# Task brief:
Determine the number of lines containing the word "this". Reply with it and nothing else.
■ ■ ■ ■ ■ ■ ■
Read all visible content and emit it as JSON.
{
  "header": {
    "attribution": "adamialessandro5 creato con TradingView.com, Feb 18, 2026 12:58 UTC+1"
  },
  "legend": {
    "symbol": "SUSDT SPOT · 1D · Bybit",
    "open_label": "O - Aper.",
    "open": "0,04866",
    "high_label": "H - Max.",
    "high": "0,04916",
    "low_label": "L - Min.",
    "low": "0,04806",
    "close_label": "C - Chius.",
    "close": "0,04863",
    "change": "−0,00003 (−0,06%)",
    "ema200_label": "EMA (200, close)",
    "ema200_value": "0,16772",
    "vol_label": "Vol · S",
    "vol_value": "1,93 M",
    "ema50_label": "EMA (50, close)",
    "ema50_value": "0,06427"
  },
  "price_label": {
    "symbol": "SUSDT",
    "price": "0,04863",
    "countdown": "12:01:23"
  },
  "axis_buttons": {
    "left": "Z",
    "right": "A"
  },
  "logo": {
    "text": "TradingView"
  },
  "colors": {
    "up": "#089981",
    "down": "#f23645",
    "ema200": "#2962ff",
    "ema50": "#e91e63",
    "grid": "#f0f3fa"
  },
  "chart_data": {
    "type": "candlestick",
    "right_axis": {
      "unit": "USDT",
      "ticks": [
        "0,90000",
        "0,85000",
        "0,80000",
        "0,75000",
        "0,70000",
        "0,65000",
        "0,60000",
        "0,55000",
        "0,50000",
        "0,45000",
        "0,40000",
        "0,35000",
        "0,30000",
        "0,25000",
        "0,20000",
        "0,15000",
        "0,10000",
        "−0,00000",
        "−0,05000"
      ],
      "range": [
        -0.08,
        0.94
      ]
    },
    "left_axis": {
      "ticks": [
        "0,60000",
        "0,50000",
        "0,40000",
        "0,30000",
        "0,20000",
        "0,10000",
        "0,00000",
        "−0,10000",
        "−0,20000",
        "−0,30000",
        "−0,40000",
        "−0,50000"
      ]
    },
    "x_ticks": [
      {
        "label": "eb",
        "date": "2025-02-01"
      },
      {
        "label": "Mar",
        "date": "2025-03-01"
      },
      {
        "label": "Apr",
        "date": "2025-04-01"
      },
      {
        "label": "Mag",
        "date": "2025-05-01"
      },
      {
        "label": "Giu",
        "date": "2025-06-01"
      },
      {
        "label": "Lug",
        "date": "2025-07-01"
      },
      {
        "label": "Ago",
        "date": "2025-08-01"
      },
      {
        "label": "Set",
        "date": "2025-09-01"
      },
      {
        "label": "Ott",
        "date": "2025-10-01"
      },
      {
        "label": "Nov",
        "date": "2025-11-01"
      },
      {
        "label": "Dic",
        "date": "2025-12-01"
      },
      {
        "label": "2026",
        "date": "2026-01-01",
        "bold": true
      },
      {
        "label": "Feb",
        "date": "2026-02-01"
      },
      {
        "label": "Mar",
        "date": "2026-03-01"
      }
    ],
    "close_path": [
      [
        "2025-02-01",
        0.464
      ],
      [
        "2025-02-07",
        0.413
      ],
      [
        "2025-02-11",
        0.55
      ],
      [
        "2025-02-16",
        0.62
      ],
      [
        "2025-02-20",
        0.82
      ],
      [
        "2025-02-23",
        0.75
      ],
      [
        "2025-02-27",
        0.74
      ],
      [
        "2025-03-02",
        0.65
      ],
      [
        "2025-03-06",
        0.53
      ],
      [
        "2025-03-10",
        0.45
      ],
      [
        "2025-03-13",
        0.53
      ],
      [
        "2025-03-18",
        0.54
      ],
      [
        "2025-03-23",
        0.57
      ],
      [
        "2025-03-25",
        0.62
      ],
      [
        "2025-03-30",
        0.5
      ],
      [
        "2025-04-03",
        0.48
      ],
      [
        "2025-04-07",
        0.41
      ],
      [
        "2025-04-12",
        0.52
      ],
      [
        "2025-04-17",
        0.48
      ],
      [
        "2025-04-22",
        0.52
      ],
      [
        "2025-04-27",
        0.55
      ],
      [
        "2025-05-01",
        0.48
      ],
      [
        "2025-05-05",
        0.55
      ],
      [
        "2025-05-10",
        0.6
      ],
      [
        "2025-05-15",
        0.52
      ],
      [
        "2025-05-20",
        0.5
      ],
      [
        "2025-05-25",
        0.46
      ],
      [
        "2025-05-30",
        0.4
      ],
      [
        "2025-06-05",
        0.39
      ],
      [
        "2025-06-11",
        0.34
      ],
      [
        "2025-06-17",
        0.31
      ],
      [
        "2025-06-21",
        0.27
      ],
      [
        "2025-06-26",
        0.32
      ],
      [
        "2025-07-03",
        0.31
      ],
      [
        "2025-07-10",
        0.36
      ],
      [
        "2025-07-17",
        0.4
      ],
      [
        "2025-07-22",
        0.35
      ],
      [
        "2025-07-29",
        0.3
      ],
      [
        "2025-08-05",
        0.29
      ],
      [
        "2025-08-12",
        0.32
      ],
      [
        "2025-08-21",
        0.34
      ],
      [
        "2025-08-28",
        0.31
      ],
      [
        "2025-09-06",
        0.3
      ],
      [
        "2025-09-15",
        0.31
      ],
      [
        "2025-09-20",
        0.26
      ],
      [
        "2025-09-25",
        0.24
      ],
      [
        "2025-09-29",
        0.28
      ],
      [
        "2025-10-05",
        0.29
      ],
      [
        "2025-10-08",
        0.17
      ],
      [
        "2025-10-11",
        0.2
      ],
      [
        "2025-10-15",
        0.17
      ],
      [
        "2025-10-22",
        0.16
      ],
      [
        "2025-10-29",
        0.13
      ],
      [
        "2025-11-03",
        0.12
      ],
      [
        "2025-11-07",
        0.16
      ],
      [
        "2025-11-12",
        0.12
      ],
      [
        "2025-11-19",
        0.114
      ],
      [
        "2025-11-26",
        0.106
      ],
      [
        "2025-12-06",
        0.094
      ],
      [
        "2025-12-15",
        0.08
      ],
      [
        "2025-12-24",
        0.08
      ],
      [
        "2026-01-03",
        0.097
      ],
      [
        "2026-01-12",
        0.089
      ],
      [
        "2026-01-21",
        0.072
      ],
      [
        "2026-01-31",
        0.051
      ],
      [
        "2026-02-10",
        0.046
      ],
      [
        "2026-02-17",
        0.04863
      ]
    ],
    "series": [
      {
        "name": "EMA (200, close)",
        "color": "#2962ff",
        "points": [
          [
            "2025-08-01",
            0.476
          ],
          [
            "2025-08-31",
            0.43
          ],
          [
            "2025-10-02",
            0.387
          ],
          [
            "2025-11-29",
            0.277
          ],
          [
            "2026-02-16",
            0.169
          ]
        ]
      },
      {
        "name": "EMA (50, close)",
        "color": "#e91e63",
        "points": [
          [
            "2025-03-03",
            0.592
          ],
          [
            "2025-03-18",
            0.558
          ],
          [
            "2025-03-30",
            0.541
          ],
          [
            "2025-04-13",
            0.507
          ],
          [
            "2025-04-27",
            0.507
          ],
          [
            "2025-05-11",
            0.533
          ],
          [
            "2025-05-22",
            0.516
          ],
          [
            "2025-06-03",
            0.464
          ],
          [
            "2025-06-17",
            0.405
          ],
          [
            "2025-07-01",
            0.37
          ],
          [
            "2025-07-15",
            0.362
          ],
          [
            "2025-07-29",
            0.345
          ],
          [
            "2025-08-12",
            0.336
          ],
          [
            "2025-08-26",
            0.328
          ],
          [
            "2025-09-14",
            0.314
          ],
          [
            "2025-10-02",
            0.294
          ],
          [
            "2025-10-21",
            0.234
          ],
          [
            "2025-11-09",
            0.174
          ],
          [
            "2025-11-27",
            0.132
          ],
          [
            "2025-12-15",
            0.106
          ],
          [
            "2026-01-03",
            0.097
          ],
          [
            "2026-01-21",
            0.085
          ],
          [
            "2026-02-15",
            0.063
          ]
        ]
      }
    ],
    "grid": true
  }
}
■ ■ ■ ■ ■ ■ ■
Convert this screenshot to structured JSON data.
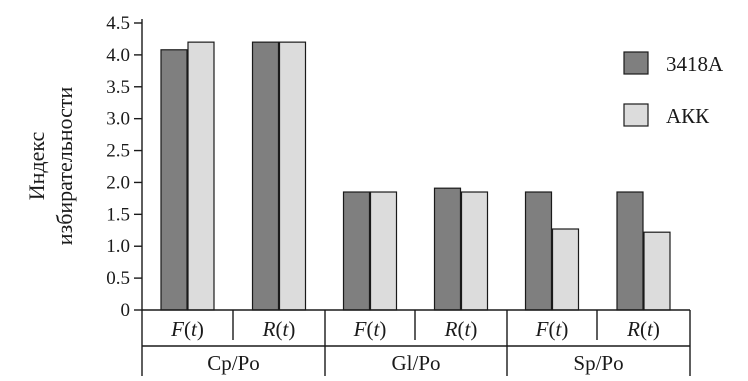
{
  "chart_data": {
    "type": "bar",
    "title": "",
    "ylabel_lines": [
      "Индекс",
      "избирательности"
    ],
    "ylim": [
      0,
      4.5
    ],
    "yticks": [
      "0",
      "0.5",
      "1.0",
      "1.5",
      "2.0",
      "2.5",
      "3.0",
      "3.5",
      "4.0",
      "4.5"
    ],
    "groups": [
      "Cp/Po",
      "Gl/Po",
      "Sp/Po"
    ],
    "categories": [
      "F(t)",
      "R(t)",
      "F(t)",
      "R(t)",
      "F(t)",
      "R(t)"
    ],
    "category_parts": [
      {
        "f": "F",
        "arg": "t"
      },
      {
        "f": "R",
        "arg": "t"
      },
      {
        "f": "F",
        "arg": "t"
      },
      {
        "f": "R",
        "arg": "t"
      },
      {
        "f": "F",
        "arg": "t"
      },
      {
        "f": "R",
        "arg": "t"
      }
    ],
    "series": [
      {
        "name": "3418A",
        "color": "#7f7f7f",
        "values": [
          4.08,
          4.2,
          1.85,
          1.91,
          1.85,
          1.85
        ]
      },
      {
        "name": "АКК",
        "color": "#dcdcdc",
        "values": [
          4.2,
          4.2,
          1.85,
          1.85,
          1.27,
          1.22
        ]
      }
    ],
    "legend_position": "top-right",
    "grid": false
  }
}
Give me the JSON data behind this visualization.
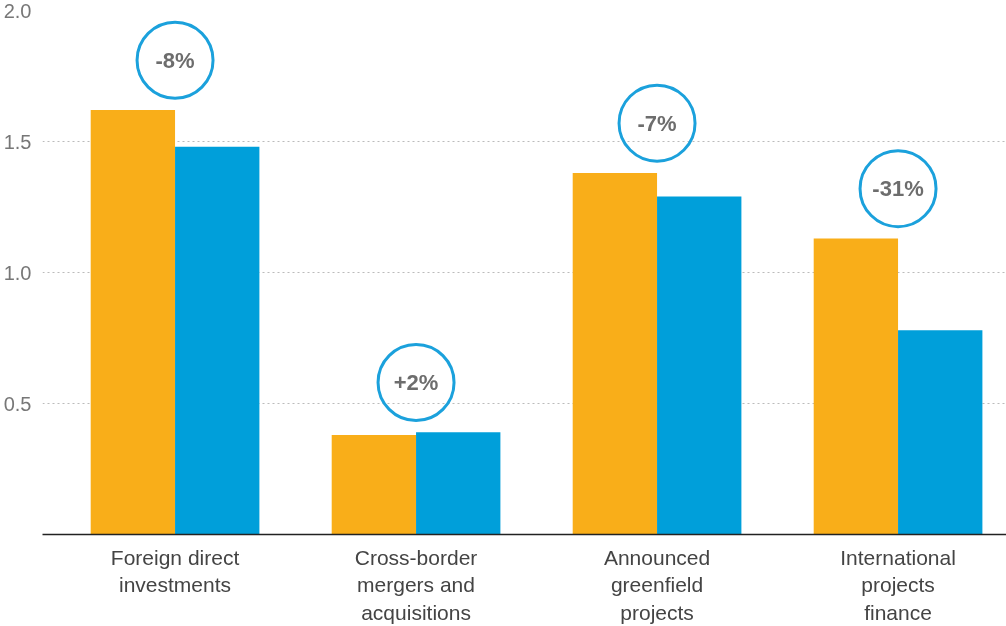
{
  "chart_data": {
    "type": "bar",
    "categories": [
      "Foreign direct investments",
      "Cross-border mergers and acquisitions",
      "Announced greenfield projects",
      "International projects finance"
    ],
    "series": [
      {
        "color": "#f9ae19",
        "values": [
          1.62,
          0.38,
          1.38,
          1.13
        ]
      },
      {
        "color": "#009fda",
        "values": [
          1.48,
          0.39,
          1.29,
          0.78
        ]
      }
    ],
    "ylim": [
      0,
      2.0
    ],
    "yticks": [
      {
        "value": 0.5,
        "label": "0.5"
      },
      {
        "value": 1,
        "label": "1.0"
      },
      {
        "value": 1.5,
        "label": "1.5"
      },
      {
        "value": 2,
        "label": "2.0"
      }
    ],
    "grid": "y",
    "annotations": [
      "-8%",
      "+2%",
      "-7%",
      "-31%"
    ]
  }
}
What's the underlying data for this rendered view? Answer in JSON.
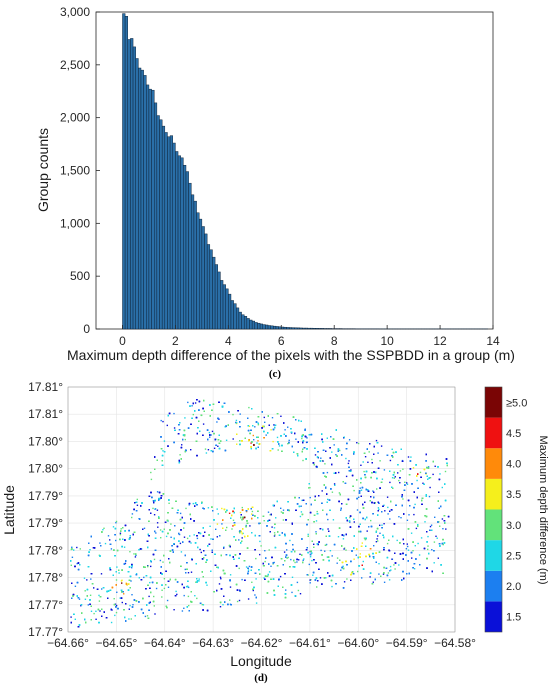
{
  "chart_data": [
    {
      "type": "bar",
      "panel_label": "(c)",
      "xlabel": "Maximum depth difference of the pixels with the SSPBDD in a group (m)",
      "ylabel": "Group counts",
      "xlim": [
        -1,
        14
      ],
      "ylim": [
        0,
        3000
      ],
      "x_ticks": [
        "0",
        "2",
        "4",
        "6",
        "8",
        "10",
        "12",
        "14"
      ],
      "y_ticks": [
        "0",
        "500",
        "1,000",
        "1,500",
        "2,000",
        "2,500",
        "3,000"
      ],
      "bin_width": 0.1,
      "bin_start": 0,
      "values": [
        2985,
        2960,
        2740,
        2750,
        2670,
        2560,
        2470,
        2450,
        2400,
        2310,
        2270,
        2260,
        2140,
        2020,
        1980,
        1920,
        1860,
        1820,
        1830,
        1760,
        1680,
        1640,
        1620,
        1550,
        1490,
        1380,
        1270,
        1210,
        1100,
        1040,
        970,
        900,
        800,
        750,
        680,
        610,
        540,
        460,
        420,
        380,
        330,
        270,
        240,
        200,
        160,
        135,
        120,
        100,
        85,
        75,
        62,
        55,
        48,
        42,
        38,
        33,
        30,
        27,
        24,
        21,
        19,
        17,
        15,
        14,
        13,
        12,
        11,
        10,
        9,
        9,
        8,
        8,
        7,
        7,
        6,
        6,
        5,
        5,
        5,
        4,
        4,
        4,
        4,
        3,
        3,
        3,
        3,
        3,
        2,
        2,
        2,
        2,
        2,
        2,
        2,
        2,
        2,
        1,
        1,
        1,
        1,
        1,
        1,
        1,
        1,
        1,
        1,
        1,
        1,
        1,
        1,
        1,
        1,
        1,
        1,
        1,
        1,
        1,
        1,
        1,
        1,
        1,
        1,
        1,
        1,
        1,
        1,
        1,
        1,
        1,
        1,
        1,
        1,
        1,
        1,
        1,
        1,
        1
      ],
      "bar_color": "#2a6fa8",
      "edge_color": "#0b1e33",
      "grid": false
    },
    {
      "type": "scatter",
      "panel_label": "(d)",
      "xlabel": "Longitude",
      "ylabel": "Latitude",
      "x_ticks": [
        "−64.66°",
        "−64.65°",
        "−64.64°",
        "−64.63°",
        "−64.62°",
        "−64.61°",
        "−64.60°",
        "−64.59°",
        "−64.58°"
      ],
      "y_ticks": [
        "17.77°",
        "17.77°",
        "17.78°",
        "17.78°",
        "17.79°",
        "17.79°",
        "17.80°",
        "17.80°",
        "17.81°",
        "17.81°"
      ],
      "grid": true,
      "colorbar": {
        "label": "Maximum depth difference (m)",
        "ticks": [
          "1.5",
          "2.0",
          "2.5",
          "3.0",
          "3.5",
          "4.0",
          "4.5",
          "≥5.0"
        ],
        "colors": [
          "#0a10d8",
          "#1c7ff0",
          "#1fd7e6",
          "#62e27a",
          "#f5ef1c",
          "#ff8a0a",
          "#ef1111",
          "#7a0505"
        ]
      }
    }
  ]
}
■ ■ ■ ■ ■ ■ ■
# Written solution:
3